Extracted records

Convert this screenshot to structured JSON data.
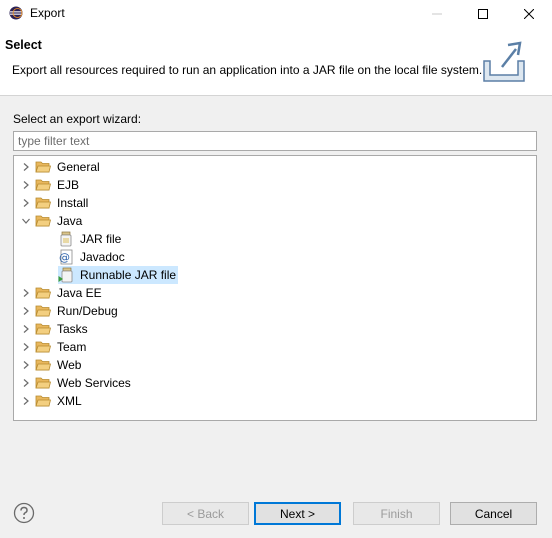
{
  "window": {
    "title": "Export"
  },
  "header": {
    "title": "Select",
    "description": "Export all resources required to run an application into a JAR file on the local file system."
  },
  "wizard": {
    "label": "Select an export wizard:",
    "filter_placeholder": "type filter text"
  },
  "tree": {
    "nodes": [
      {
        "label": "General",
        "type": "folder",
        "expanded": false
      },
      {
        "label": "EJB",
        "type": "folder",
        "expanded": false
      },
      {
        "label": "Install",
        "type": "folder",
        "expanded": false
      },
      {
        "label": "Java",
        "type": "folder",
        "expanded": true
      },
      {
        "label": "JAR file",
        "type": "jar"
      },
      {
        "label": "Javadoc",
        "type": "javadoc"
      },
      {
        "label": "Runnable JAR file",
        "type": "runnable-jar",
        "selected": true
      },
      {
        "label": "Java EE",
        "type": "folder",
        "expanded": false
      },
      {
        "label": "Run/Debug",
        "type": "folder",
        "expanded": false
      },
      {
        "label": "Tasks",
        "type": "folder",
        "expanded": false
      },
      {
        "label": "Team",
        "type": "folder",
        "expanded": false
      },
      {
        "label": "Web",
        "type": "folder",
        "expanded": false
      },
      {
        "label": "Web Services",
        "type": "folder",
        "expanded": false
      },
      {
        "label": "XML",
        "type": "folder",
        "expanded": false
      }
    ]
  },
  "buttons": {
    "back": "< Back",
    "next": "Next >",
    "finish": "Finish",
    "cancel": "Cancel"
  },
  "icons": {
    "app": "eclipse-icon",
    "help": "help-icon",
    "header": "export-wizard-icon",
    "folder": "folder-icon"
  },
  "colors": {
    "selection": "#cce8ff",
    "folder": "#e8b75d",
    "default_button_border": "#0078d7"
  }
}
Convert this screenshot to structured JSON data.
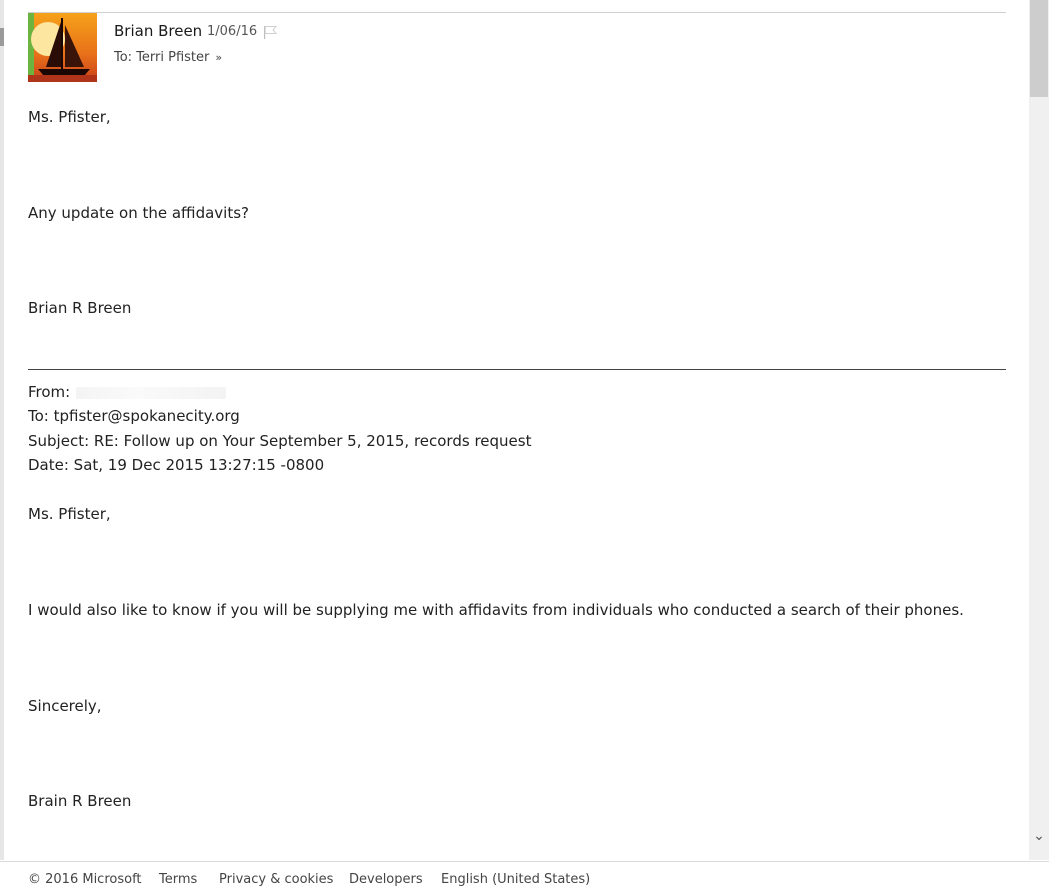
{
  "message": {
    "sender_name": "Brian Breen",
    "date": "1/06/16",
    "to_label": "To: Terri Pfister",
    "avatar_icon": "sailboat-sunset-avatar",
    "flag_icon": "flag-icon",
    "expand_icon": "double-chevron-down-icon",
    "body": {
      "greeting": "Ms. Pfister,",
      "question": "Any update on the affidavits?",
      "signature": "Brian R Breen"
    }
  },
  "quoted": {
    "from_label": "From:",
    "to_line": "To: tpfister@spokanecity.org",
    "subject_line": "Subject: RE: Follow up on Your September 5, 2015, records request",
    "date_line": "Date: Sat, 19 Dec 2015 13:27:15 -0800",
    "greeting": "Ms. Pfister,",
    "paragraph": "I would also like to know if you will be supplying me with affidavits from individuals who conducted a search of their phones.",
    "closing": "Sincerely,",
    "signature": "Brain R Breen"
  },
  "footer": {
    "copyright": "© 2016 Microsoft",
    "terms": "Terms",
    "privacy": "Privacy & cookies",
    "developers": "Developers",
    "language": "English (United States)"
  },
  "colors": {
    "text": "#222222",
    "muted": "#555555",
    "rule": "#444444"
  }
}
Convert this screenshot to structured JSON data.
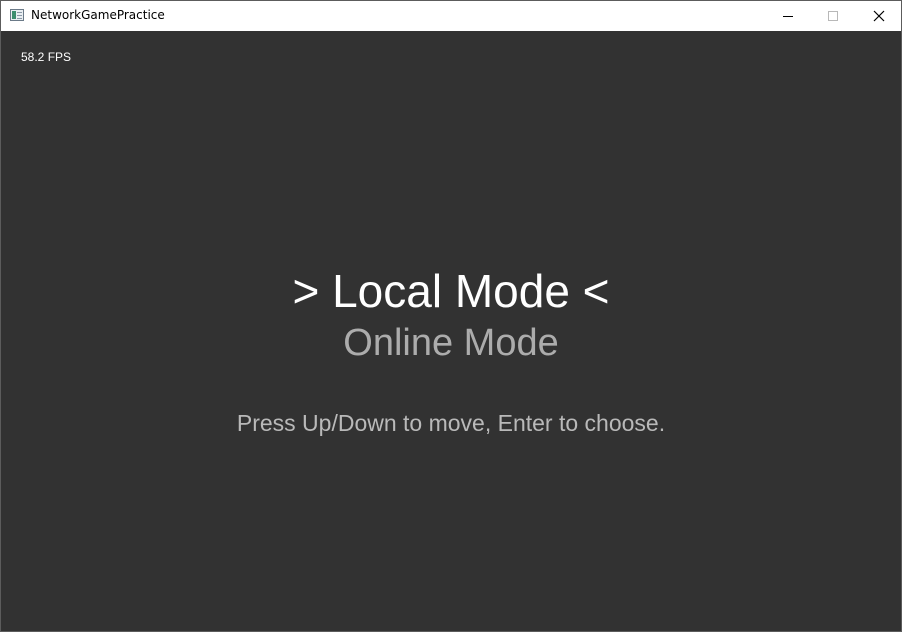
{
  "window": {
    "title": "NetworkGamePractice",
    "icon": "app-window-icon",
    "controls": [
      "minimize-icon",
      "maximize-icon",
      "close-icon"
    ]
  },
  "hud": {
    "fps": "58.2 FPS"
  },
  "menu": {
    "selected_label": "> Local Mode <",
    "options": [
      {
        "label": "Online Mode"
      }
    ],
    "hint": "Press Up/Down to move, Enter to choose."
  },
  "colors": {
    "background": "#323232",
    "selected_text": "#ffffff",
    "unselected_text": "#acacac",
    "hint_text": "#b9b9b9"
  }
}
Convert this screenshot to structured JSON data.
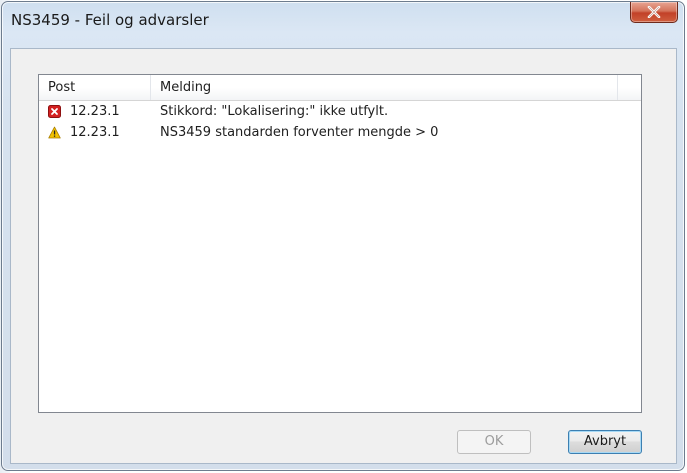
{
  "window": {
    "title": "NS3459 - Feil og advarsler"
  },
  "list": {
    "columns": [
      {
        "label": "Post"
      },
      {
        "label": "Melding"
      }
    ],
    "rows": [
      {
        "severity": "error-icon",
        "post": "12.23.1",
        "message": "Stikkord: \"Lokalisering:\" ikke utfylt."
      },
      {
        "severity": "warning-icon",
        "post": "12.23.1",
        "message": "NS3459 standarden forventer mengde > 0"
      }
    ]
  },
  "buttons": {
    "ok_label": "OK",
    "ok_enabled": false,
    "cancel_label": "Avbryt"
  },
  "colors": {
    "error": "#d42020",
    "warning": "#f2c200",
    "close_button": "#c24128"
  }
}
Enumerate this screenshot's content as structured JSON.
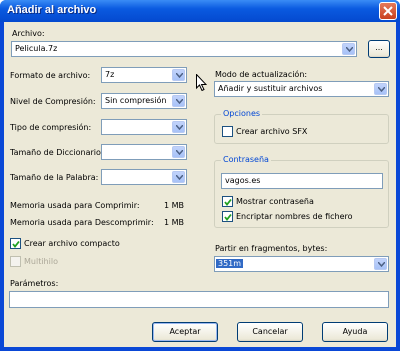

Written task: Say how many lines of the listing above contain "Brian", with no other words.

Solution for this task: 2